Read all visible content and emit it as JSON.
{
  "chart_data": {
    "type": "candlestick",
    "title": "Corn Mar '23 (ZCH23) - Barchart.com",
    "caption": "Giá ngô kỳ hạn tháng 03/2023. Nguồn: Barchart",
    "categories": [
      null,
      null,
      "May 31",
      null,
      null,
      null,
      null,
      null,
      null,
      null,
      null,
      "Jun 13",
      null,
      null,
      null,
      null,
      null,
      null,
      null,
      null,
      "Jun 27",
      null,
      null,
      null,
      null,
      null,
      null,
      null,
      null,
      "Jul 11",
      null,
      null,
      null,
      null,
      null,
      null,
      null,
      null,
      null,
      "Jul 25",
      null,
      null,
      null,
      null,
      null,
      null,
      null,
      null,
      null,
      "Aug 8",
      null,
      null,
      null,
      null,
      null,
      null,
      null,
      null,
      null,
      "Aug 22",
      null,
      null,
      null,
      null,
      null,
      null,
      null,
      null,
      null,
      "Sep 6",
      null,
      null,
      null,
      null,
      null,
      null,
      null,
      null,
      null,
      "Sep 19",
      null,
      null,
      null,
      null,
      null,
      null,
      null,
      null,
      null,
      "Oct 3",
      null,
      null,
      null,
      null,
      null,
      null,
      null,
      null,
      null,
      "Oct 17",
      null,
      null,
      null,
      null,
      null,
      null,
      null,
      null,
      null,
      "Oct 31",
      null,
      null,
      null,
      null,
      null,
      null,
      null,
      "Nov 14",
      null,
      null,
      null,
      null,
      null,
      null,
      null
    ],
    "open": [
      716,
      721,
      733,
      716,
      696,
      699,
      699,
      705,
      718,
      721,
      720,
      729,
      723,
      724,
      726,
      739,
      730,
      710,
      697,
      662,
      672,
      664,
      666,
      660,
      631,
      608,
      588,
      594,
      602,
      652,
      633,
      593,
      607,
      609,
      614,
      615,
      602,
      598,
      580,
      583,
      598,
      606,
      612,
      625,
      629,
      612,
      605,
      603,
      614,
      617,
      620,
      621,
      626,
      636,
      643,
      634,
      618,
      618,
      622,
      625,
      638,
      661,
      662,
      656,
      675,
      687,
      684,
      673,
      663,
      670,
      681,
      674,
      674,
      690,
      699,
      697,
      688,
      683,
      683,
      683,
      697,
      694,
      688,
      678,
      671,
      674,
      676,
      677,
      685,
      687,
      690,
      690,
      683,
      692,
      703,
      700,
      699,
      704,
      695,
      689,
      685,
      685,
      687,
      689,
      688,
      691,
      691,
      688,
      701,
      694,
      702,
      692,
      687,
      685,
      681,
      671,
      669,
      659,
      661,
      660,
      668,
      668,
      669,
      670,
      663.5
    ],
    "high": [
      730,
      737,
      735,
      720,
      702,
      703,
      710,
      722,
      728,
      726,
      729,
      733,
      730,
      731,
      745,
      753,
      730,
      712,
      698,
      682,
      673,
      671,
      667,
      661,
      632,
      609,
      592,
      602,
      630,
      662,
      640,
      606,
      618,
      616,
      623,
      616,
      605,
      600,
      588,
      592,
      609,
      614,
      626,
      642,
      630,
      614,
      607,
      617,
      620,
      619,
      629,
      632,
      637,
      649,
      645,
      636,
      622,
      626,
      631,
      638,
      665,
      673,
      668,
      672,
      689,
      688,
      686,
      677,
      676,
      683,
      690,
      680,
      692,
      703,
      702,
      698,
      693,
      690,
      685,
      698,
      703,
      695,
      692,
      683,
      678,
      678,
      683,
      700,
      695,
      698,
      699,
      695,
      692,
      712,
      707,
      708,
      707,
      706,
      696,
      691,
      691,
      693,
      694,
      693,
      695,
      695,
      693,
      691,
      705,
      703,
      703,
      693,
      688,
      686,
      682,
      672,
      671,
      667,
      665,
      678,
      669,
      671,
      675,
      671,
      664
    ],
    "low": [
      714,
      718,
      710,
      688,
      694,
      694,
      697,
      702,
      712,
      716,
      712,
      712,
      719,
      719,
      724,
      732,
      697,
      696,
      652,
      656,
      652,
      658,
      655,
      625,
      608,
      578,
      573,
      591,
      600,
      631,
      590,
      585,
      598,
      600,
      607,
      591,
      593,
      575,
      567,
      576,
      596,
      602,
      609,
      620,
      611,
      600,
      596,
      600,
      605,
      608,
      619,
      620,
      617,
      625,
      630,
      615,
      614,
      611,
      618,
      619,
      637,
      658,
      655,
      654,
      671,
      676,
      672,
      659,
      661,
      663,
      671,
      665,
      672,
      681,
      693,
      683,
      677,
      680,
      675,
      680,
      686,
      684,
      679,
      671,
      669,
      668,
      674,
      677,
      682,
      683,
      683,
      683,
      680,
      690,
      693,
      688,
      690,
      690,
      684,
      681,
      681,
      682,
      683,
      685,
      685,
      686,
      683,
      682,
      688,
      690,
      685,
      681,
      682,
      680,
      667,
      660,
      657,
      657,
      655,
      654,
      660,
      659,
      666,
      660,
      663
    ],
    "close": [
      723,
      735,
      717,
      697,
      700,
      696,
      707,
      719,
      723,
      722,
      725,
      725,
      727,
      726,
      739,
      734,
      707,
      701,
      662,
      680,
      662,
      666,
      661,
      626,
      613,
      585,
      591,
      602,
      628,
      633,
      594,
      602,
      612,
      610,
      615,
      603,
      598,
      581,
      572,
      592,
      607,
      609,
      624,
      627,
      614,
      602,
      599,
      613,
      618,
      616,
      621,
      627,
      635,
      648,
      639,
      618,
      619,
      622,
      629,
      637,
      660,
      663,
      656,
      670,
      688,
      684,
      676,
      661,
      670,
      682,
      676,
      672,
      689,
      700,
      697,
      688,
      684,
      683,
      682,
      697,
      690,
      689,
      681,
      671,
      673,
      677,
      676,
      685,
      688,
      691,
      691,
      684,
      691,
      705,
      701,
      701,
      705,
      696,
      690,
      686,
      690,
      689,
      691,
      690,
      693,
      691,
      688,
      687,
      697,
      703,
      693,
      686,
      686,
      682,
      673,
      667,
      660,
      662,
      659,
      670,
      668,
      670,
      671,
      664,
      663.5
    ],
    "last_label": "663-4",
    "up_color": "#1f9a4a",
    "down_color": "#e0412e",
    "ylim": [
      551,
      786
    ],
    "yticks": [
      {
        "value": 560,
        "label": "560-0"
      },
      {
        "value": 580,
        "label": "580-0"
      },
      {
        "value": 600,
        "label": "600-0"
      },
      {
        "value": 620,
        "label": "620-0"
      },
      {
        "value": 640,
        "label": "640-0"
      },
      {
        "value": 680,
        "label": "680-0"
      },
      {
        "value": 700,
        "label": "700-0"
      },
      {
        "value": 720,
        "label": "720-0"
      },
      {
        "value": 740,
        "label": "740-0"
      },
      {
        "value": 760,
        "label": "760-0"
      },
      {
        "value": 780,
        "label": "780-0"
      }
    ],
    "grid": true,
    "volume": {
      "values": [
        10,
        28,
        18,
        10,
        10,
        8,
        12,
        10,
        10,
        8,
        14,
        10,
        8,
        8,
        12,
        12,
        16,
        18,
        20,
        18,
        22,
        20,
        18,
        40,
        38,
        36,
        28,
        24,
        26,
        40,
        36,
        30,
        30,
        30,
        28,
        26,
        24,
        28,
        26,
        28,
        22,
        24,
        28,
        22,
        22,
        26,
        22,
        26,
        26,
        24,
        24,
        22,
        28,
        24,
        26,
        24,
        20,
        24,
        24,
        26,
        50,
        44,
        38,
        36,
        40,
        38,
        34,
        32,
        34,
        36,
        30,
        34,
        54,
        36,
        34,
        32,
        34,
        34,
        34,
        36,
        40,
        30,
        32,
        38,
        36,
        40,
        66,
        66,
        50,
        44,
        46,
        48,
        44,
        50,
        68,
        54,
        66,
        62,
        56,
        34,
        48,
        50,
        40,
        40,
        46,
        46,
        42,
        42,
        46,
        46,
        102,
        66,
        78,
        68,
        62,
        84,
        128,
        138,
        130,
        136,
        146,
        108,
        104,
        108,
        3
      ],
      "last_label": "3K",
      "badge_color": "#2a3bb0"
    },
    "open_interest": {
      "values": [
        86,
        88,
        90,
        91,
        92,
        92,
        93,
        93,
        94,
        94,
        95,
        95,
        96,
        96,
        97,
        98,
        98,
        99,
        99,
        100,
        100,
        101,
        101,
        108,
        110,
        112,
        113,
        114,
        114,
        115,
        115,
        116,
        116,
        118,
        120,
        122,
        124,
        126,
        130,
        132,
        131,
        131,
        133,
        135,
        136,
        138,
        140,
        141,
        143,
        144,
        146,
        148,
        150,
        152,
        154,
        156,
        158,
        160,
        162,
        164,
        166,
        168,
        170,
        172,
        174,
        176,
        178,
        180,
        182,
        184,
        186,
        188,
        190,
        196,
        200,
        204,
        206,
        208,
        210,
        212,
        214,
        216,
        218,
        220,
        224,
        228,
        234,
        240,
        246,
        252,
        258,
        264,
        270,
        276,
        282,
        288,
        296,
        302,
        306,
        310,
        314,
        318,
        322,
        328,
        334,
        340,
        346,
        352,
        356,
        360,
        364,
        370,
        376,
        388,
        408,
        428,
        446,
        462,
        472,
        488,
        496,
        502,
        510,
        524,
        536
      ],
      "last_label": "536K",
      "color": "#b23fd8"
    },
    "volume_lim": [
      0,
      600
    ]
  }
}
--------------------------------
▶ Aim:
Extract every line above that contains the word "Barchart".

▶ Answer for the task:
    "title": "Corn Mar '23 (ZCH23) - Barchart.com",
    "caption": "Giá ngô kỳ hạn tháng 03/2023. Nguồn: Barchart",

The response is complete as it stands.